(WHAT YOU NEED TO DO): Write out all of the entries exactly as given.

(ENTRIES SUPPLIED):

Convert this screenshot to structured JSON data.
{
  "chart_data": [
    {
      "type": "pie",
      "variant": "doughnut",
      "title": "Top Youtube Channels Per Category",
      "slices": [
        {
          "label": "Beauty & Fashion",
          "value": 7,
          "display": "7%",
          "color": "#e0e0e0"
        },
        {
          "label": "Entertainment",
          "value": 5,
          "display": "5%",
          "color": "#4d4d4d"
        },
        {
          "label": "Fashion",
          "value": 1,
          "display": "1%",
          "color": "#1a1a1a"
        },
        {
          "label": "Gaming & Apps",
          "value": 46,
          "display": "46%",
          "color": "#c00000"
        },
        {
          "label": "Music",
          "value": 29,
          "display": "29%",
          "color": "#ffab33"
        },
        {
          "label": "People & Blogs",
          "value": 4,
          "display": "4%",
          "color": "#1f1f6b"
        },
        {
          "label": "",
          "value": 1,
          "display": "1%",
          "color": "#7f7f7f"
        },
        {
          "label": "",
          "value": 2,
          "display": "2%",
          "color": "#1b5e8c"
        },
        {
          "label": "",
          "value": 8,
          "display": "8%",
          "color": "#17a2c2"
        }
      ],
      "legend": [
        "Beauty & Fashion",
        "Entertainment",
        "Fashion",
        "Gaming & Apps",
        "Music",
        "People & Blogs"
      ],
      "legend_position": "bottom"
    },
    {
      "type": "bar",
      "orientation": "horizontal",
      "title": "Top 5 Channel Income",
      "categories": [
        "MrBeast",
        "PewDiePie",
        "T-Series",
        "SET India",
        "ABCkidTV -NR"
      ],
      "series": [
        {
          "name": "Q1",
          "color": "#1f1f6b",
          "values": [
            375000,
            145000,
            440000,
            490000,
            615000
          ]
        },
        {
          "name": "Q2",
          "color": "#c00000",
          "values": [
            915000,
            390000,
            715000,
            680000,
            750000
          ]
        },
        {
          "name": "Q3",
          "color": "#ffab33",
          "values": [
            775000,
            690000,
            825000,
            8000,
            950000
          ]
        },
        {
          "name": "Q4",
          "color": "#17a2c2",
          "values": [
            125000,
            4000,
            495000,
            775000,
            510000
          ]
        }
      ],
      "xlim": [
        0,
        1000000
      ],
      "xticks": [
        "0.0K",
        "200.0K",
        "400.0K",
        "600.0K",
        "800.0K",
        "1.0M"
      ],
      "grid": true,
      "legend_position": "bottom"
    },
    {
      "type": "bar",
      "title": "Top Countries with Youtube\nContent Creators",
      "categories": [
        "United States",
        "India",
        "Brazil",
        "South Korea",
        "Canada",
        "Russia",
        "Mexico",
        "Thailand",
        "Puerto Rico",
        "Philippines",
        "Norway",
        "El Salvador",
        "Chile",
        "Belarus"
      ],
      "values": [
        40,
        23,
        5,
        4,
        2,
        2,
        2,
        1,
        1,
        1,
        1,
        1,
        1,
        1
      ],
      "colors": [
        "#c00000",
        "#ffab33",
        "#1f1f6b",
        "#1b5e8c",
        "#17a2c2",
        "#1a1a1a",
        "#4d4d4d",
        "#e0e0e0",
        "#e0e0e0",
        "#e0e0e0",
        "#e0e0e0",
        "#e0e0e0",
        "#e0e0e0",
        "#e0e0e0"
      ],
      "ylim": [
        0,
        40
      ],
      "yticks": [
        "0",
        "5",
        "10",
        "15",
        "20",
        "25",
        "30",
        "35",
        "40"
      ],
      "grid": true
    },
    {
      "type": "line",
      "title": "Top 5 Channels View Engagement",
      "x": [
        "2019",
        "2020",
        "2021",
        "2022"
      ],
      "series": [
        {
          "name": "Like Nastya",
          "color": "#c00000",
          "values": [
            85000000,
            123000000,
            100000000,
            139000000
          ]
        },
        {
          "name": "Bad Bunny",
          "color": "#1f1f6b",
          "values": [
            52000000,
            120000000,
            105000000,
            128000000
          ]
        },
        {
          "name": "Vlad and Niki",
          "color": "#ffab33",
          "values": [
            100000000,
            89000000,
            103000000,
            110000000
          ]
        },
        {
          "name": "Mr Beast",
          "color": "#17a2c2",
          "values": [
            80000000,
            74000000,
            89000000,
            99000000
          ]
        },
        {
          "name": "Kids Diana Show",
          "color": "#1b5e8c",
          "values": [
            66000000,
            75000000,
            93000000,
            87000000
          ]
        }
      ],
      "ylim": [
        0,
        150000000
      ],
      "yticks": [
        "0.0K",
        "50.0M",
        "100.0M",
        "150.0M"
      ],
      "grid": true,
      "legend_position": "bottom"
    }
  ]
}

(FINAL ANSWER):
Convert this screenshot to structured JSON data.
{
  "chart_data": [
    {
      "type": "pie",
      "variant": "doughnut",
      "title": "Top Youtube Channels Per Category",
      "slices": [
        {
          "label": "Beauty & Fashion",
          "value": 7,
          "display": "7%",
          "color": "#e0e0e0"
        },
        {
          "label": "Entertainment",
          "value": 5,
          "display": "5%",
          "color": "#4d4d4d"
        },
        {
          "label": "Fashion",
          "value": 1,
          "display": "1%",
          "color": "#1a1a1a"
        },
        {
          "label": "Gaming & Apps",
          "value": 46,
          "display": "46%",
          "color": "#c00000"
        },
        {
          "label": "Music",
          "value": 29,
          "display": "29%",
          "color": "#ffab33"
        },
        {
          "label": "People & Blogs",
          "value": 4,
          "display": "4%",
          "color": "#1f1f6b"
        },
        {
          "label": "",
          "value": 1,
          "display": "1%",
          "color": "#7f7f7f"
        },
        {
          "label": "",
          "value": 2,
          "display": "2%",
          "color": "#1b5e8c"
        },
        {
          "label": "",
          "value": 8,
          "display": "8%",
          "color": "#17a2c2"
        }
      ],
      "legend": [
        "Beauty & Fashion",
        "Entertainment",
        "Fashion",
        "Gaming & Apps",
        "Music",
        "People & Blogs"
      ],
      "legend_position": "bottom"
    },
    {
      "type": "bar",
      "orientation": "horizontal",
      "title": "Top 5 Channel Income",
      "categories": [
        "MrBeast",
        "PewDiePie",
        "T-Series",
        "SET India",
        "ABCkidTV -NR"
      ],
      "series": [
        {
          "name": "Q1",
          "color": "#1f1f6b",
          "values": [
            375000,
            145000,
            440000,
            490000,
            615000
          ]
        },
        {
          "name": "Q2",
          "color": "#c00000",
          "values": [
            915000,
            390000,
            715000,
            680000,
            750000
          ]
        },
        {
          "name": "Q3",
          "color": "#ffab33",
          "values": [
            775000,
            690000,
            825000,
            8000,
            950000
          ]
        },
        {
          "name": "Q4",
          "color": "#17a2c2",
          "values": [
            125000,
            4000,
            495000,
            775000,
            510000
          ]
        }
      ],
      "xlim": [
        0,
        1000000
      ],
      "xticks": [
        "0.0K",
        "200.0K",
        "400.0K",
        "600.0K",
        "800.0K",
        "1.0M"
      ],
      "grid": true,
      "legend_position": "bottom"
    },
    {
      "type": "bar",
      "title": "Top Countries with Youtube\nContent Creators",
      "categories": [
        "United States",
        "India",
        "Brazil",
        "South Korea",
        "Canada",
        "Russia",
        "Mexico",
        "Thailand",
        "Puerto Rico",
        "Philippines",
        "Norway",
        "El Salvador",
        "Chile",
        "Belarus"
      ],
      "values": [
        40,
        23,
        5,
        4,
        2,
        2,
        2,
        1,
        1,
        1,
        1,
        1,
        1,
        1
      ],
      "colors": [
        "#c00000",
        "#ffab33",
        "#1f1f6b",
        "#1b5e8c",
        "#17a2c2",
        "#1a1a1a",
        "#4d4d4d",
        "#e0e0e0",
        "#e0e0e0",
        "#e0e0e0",
        "#e0e0e0",
        "#e0e0e0",
        "#e0e0e0",
        "#e0e0e0"
      ],
      "ylim": [
        0,
        40
      ],
      "yticks": [
        "0",
        "5",
        "10",
        "15",
        "20",
        "25",
        "30",
        "35",
        "40"
      ],
      "grid": true
    },
    {
      "type": "line",
      "title": "Top 5 Channels View Engagement",
      "x": [
        "2019",
        "2020",
        "2021",
        "2022"
      ],
      "series": [
        {
          "name": "Like Nastya",
          "color": "#c00000",
          "values": [
            85000000,
            123000000,
            100000000,
            139000000
          ]
        },
        {
          "name": "Bad Bunny",
          "color": "#1f1f6b",
          "values": [
            52000000,
            120000000,
            105000000,
            128000000
          ]
        },
        {
          "name": "Vlad and Niki",
          "color": "#ffab33",
          "values": [
            100000000,
            89000000,
            103000000,
            110000000
          ]
        },
        {
          "name": "Mr Beast",
          "color": "#17a2c2",
          "values": [
            80000000,
            74000000,
            89000000,
            99000000
          ]
        },
        {
          "name": "Kids Diana Show",
          "color": "#1b5e8c",
          "values": [
            66000000,
            75000000,
            93000000,
            87000000
          ]
        }
      ],
      "ylim": [
        0,
        150000000
      ],
      "yticks": [
        "0.0K",
        "50.0M",
        "100.0M",
        "150.0M"
      ],
      "grid": true,
      "legend_position": "bottom"
    }
  ]
}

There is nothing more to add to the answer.